Below are the entries; output exactly the lines from the one containing "What does this" through the final line, inclusive.

[start]

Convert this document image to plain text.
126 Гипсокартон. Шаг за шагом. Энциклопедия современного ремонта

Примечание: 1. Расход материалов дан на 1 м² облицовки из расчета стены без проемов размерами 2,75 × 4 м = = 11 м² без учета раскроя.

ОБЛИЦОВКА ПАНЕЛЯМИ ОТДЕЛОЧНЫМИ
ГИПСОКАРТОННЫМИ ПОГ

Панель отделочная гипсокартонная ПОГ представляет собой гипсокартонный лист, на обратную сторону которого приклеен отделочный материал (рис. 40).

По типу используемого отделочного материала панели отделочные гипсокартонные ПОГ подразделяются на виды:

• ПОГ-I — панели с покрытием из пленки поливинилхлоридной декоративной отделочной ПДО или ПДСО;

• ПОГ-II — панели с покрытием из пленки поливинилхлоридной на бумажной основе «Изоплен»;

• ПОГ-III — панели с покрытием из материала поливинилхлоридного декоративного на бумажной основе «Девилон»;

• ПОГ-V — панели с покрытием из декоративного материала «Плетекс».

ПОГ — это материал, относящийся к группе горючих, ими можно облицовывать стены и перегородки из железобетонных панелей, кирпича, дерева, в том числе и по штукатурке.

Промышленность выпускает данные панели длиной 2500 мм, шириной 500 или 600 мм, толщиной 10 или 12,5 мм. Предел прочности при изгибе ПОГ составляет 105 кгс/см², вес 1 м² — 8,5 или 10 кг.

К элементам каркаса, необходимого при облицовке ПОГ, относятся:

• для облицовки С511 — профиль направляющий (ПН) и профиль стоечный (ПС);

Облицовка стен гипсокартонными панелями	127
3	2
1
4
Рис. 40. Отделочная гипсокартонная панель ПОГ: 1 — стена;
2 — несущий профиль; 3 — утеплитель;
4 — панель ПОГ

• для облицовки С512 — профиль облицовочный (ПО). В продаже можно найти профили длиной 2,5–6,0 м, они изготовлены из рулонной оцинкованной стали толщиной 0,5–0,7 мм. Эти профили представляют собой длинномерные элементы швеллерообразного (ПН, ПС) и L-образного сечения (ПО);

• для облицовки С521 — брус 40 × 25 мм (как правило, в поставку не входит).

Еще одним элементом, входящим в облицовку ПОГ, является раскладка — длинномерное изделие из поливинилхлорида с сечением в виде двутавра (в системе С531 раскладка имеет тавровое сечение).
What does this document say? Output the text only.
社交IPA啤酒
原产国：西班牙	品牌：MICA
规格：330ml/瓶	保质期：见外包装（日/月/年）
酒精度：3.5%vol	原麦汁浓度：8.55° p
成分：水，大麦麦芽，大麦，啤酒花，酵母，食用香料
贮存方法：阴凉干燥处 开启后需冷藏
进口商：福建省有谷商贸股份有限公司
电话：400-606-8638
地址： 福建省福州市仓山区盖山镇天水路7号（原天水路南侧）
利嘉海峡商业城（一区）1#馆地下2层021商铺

[end]

## Complete answer
What does this document say? Output the text only.
社交IPA啤酒
原产国：西班牙	品牌：MICA
规格：330ml/瓶	保质期：见外包装（日/月/年）
酒精度：3.5%vol	原麦汁浓度：8.55° p
成分：水，大麦麦芽，大麦，啤酒花，酵母，食用香料
贮存方法：阴凉干燥处 开启后需冷藏
进口商：福建省有谷商贸股份有限公司
电话：400-606-8638
地址： 福建省福州市仓山区盖山镇天水路7号（原天水路南侧）
利嘉海峡商业城（一区）1#馆地下2层021商铺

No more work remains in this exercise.